Written request » Find the string "mujeres" in the records. Copy every line it appears in.

Dataset excerpts »

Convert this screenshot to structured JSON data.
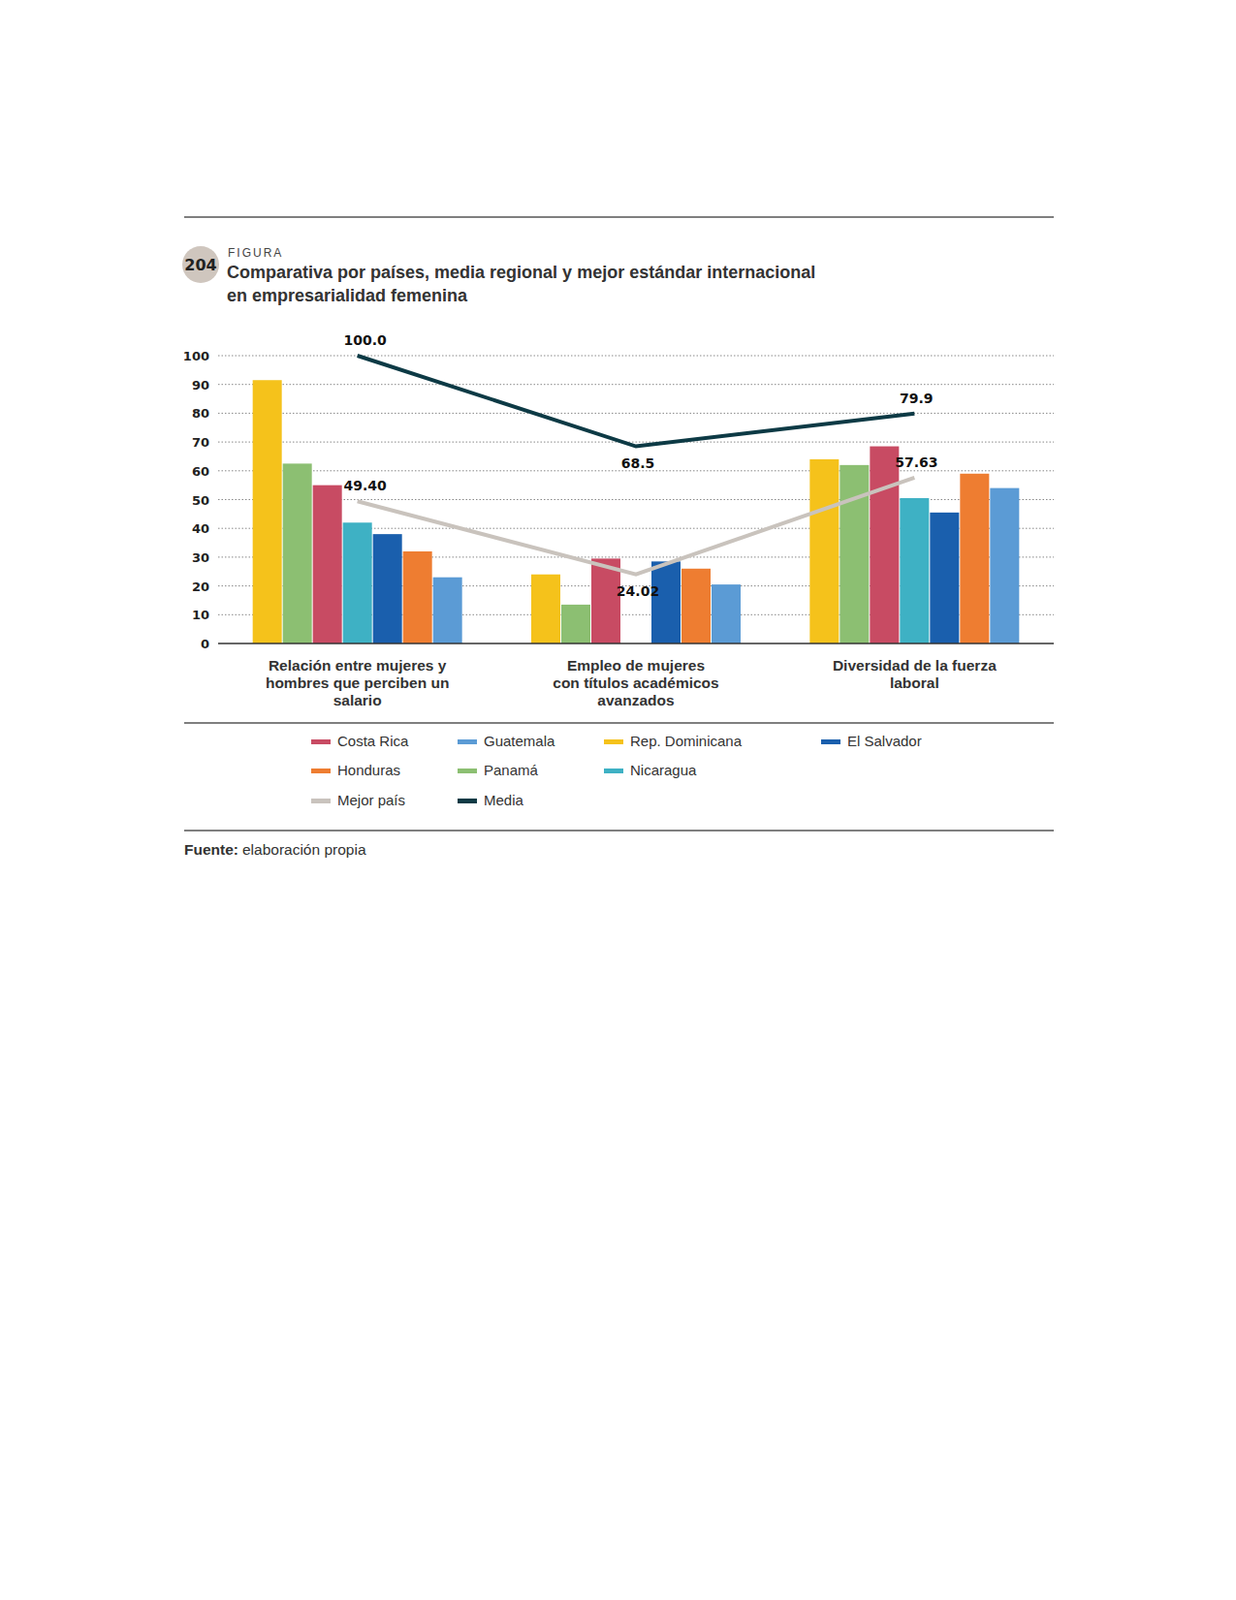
{
  "chart_data": {
    "type": "bar",
    "figure_label": "FIGURA",
    "figure_number": "204",
    "title": "Comparativa por países, media regional y mejor estándar internacional en empresarialidad femenina",
    "categories": [
      "Relación entre mujeres y hombres que perciben un salario",
      "Empleo de mujeres con títulos académicos avanzados",
      "Diversidad de la fuerza laboral"
    ],
    "series": [
      {
        "name": "Costa Rica",
        "color": "#c84b63",
        "values": [
          55,
          29.5,
          68.5
        ]
      },
      {
        "name": "Guatemala",
        "color": "#5b9bd5",
        "values": [
          23,
          20.5,
          54
        ]
      },
      {
        "name": "Rep. Dominicana",
        "color": "#f5c21b",
        "values": [
          91.5,
          24,
          64
        ]
      },
      {
        "name": "El Salvador",
        "color": "#1a5fad",
        "values": [
          38,
          28.5,
          45.5
        ]
      },
      {
        "name": "Honduras",
        "color": "#ee7d31",
        "values": [
          32,
          26,
          59
        ]
      },
      {
        "name": "Panamá",
        "color": "#8cbf72",
        "values": [
          62.5,
          13.5,
          62
        ]
      },
      {
        "name": "Nicaragua",
        "color": "#3eb1c4",
        "values": [
          42,
          null,
          50.5
        ]
      },
      {
        "name": "Mejor país",
        "type": "line",
        "color": "#c9c3bd",
        "values": [
          49.4,
          24.02,
          57.63
        ],
        "data_labels": true,
        "value_labels": [
          "49.40",
          "24.02",
          "57.63"
        ]
      },
      {
        "name": "Media",
        "type": "line",
        "color": "#0d3a45",
        "values": [
          100,
          68.5,
          79.9
        ],
        "data_labels": true,
        "value_labels": [
          "100.0",
          "68.5",
          "79.9"
        ]
      }
    ],
    "ylim": [
      0,
      100
    ],
    "yticks": [
      0,
      10,
      20,
      30,
      40,
      50,
      60,
      70,
      80,
      90,
      100
    ],
    "grid": true,
    "legend": "bottom",
    "source": {
      "label": "Fuente:",
      "text": "elaboración propia"
    }
  }
}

Exercise response »
      "Relación entre mujeres y hombres que perciben un salario",
      "Empleo de mujeres con títulos académicos avanzados",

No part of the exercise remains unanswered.